▶ **TASK STATEMENT**:
Find the lines below that contain the word "grid" and count them. Only the number should be given.
╭─ AVAILABLE DATA
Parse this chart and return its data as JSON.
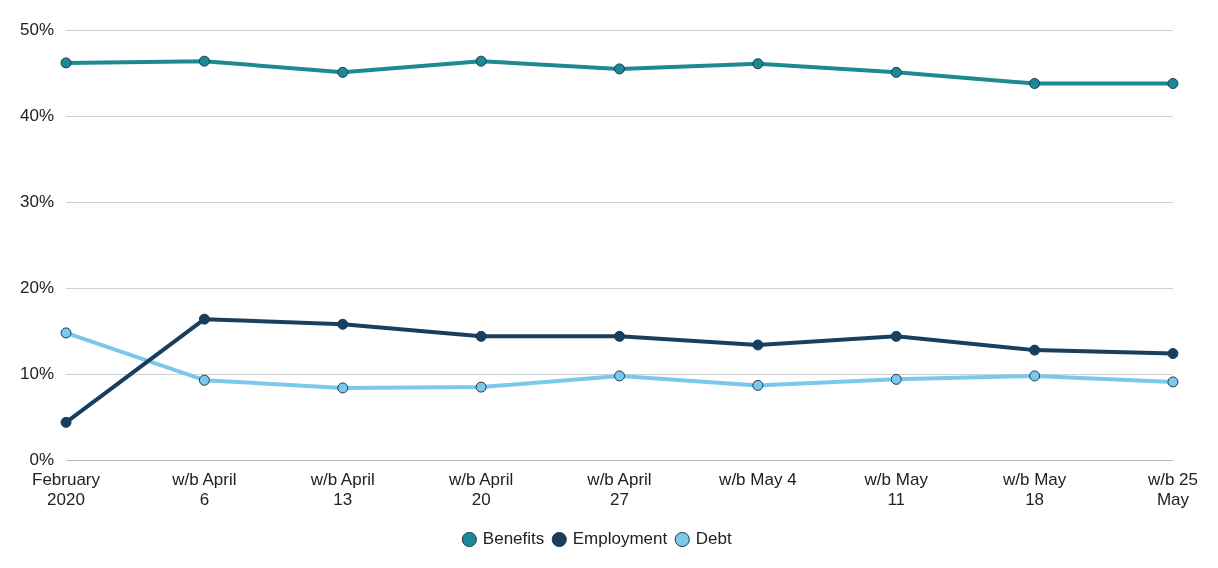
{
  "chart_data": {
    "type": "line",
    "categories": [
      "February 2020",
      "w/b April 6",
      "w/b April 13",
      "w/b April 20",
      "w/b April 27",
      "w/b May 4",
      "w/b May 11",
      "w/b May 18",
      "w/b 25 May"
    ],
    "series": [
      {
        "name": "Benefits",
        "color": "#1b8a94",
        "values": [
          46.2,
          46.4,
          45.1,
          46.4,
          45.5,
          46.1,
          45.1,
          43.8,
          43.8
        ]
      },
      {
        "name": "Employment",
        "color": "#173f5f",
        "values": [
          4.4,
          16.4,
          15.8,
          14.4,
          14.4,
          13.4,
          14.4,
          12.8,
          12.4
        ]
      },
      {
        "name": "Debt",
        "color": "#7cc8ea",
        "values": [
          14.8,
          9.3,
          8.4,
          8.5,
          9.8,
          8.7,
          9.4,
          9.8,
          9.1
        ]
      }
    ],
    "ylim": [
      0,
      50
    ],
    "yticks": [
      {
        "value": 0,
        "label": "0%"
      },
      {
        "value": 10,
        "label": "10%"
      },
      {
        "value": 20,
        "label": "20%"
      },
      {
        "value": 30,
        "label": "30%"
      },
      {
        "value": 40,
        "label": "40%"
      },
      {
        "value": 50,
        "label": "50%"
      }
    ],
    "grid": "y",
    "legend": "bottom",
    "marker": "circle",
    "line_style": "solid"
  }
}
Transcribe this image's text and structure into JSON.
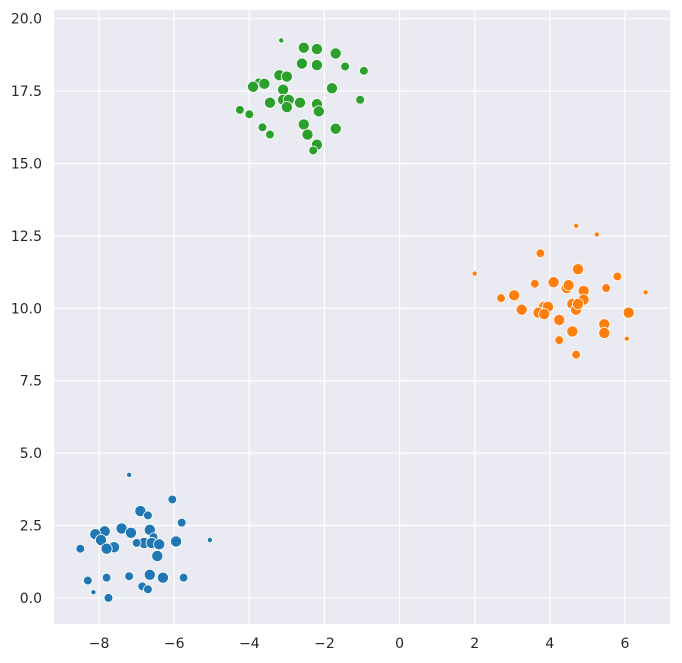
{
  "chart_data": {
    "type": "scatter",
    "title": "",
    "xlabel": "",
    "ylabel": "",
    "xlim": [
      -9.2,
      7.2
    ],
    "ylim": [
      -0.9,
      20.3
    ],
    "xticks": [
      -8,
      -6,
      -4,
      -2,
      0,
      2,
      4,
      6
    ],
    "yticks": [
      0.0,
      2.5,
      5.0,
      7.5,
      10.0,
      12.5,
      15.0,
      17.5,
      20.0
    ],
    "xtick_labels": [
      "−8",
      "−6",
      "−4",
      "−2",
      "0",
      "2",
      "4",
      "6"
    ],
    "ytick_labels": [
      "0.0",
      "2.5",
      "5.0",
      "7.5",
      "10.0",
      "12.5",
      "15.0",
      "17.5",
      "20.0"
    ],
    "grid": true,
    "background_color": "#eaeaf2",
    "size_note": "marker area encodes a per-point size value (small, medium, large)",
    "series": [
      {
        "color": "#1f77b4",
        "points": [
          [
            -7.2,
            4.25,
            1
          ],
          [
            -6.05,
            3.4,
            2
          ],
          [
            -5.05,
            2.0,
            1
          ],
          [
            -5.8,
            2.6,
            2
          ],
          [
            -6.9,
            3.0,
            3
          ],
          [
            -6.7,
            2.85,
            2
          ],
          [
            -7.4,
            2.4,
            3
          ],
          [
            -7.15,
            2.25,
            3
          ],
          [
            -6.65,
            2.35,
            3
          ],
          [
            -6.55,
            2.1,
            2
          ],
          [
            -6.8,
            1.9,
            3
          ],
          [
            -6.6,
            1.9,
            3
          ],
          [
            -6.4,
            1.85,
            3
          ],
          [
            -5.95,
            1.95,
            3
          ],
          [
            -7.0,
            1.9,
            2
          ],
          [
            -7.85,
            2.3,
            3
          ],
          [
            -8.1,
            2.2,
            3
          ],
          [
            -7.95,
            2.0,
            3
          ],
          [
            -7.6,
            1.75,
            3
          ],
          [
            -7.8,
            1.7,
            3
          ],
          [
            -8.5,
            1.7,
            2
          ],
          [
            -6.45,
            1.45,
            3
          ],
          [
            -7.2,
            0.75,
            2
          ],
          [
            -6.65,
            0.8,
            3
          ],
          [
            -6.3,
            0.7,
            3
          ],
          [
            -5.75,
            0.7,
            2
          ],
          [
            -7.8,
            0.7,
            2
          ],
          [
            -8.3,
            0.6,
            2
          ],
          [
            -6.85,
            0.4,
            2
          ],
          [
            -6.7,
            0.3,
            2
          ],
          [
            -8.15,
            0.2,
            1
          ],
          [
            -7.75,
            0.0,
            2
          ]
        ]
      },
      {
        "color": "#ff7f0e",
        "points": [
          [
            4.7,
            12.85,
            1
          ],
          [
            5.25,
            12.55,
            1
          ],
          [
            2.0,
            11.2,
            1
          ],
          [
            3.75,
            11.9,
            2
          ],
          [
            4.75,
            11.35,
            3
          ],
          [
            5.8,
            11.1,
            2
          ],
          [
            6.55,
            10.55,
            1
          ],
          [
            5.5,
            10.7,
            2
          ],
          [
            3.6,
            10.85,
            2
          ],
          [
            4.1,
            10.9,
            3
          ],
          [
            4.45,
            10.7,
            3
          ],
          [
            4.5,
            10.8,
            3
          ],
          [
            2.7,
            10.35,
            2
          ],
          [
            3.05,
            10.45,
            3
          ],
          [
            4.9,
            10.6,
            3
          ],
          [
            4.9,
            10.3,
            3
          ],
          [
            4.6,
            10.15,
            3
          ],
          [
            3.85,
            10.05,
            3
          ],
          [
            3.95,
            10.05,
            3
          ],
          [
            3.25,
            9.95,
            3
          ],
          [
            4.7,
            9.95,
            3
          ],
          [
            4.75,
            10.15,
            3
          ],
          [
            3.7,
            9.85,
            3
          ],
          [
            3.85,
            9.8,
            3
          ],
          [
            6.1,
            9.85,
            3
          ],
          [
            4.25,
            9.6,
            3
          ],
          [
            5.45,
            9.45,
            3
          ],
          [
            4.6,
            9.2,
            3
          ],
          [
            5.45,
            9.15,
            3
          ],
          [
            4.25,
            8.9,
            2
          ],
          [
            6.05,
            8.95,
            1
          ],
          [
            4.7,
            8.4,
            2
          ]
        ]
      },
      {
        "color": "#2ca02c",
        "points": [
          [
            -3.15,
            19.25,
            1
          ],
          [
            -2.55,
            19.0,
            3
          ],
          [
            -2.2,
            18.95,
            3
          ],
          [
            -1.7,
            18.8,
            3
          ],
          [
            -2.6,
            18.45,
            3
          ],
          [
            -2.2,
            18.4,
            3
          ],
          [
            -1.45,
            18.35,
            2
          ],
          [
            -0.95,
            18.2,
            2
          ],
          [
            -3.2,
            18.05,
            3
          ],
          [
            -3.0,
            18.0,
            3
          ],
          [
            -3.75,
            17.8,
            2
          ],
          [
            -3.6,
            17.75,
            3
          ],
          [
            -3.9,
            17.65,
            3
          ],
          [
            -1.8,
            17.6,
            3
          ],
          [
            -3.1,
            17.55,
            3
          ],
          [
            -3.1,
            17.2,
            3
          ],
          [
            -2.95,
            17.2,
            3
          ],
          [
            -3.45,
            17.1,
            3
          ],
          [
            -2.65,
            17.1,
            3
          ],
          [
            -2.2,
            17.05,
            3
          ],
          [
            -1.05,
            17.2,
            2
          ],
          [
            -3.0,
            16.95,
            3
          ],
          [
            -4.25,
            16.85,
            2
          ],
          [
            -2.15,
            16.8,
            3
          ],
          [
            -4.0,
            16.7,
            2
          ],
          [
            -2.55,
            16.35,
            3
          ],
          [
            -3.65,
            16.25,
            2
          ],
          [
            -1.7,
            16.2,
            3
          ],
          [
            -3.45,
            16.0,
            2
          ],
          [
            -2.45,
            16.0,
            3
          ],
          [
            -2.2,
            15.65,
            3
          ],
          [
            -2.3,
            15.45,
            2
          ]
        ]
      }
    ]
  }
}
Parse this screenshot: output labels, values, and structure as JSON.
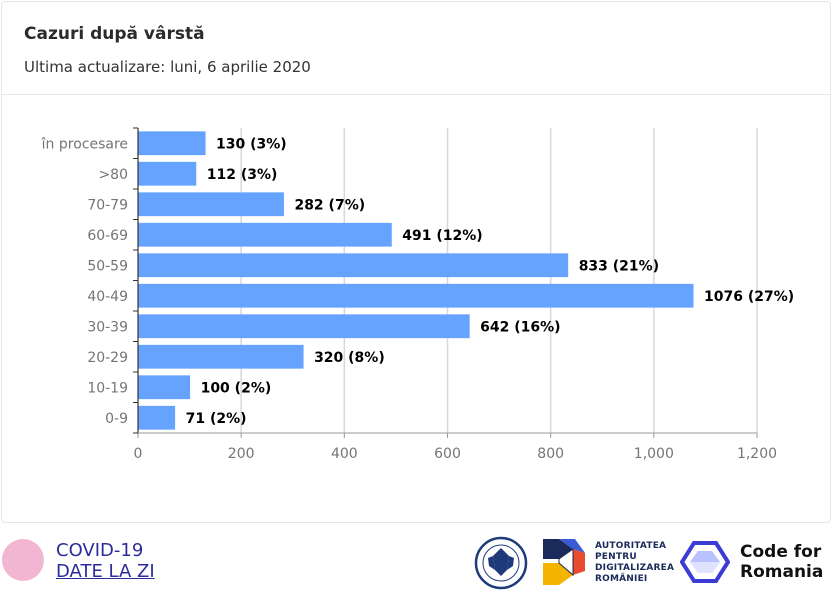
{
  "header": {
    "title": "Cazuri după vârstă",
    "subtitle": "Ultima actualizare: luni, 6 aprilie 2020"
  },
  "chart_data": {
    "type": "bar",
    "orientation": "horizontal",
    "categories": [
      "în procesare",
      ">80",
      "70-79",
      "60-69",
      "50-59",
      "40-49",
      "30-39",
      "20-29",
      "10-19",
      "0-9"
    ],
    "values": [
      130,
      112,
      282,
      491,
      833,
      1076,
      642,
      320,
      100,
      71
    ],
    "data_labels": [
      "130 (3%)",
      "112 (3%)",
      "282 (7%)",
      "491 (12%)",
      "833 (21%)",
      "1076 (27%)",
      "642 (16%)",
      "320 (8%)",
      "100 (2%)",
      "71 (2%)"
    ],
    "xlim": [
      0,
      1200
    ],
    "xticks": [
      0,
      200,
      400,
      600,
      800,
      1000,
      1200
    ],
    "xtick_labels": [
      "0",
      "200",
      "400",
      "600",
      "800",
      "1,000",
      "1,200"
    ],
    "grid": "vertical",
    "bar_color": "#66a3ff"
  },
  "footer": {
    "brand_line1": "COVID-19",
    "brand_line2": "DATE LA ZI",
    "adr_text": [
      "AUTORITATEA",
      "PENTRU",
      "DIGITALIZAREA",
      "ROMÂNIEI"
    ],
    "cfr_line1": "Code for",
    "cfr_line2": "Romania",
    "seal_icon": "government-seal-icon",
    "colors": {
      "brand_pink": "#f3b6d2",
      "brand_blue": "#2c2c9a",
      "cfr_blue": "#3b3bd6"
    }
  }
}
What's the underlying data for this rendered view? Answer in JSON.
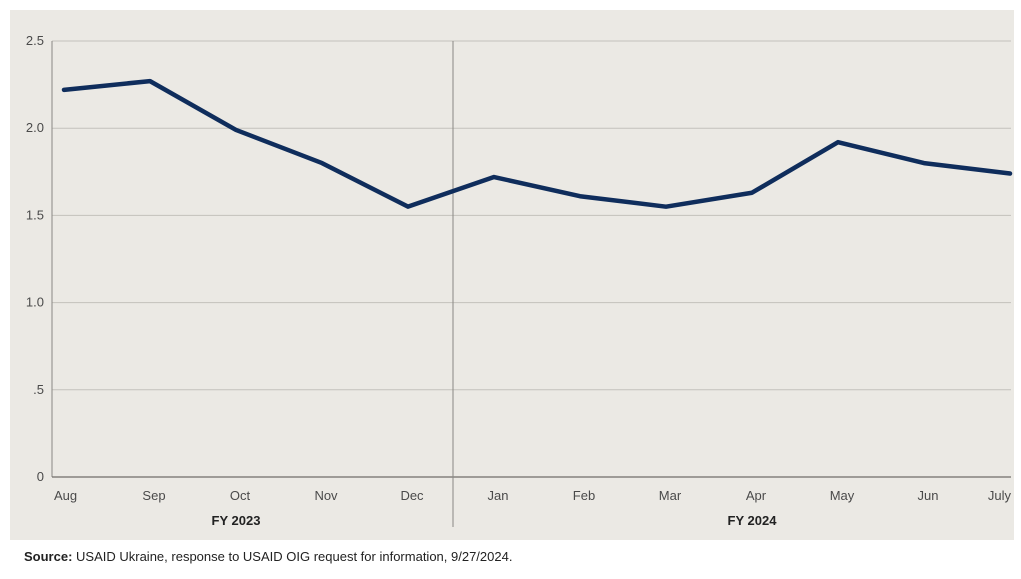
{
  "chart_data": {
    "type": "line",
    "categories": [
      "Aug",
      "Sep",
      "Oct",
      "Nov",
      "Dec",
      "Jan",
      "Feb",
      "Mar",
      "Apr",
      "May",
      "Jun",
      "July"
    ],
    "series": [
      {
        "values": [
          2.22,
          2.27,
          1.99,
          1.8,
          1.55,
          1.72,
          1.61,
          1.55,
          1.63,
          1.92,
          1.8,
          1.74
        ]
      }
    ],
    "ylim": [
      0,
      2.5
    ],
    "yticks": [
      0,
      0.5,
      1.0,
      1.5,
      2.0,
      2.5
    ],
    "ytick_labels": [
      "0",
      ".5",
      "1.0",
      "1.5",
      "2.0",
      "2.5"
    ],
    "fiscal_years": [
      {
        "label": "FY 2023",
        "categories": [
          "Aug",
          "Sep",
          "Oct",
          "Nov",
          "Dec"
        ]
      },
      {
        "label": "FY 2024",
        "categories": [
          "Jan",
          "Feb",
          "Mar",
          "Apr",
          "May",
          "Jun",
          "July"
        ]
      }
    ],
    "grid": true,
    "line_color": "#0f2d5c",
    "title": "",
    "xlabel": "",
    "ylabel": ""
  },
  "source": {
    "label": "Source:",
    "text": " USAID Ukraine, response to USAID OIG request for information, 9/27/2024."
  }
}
╰─
▶ **THE ANSWER**:
4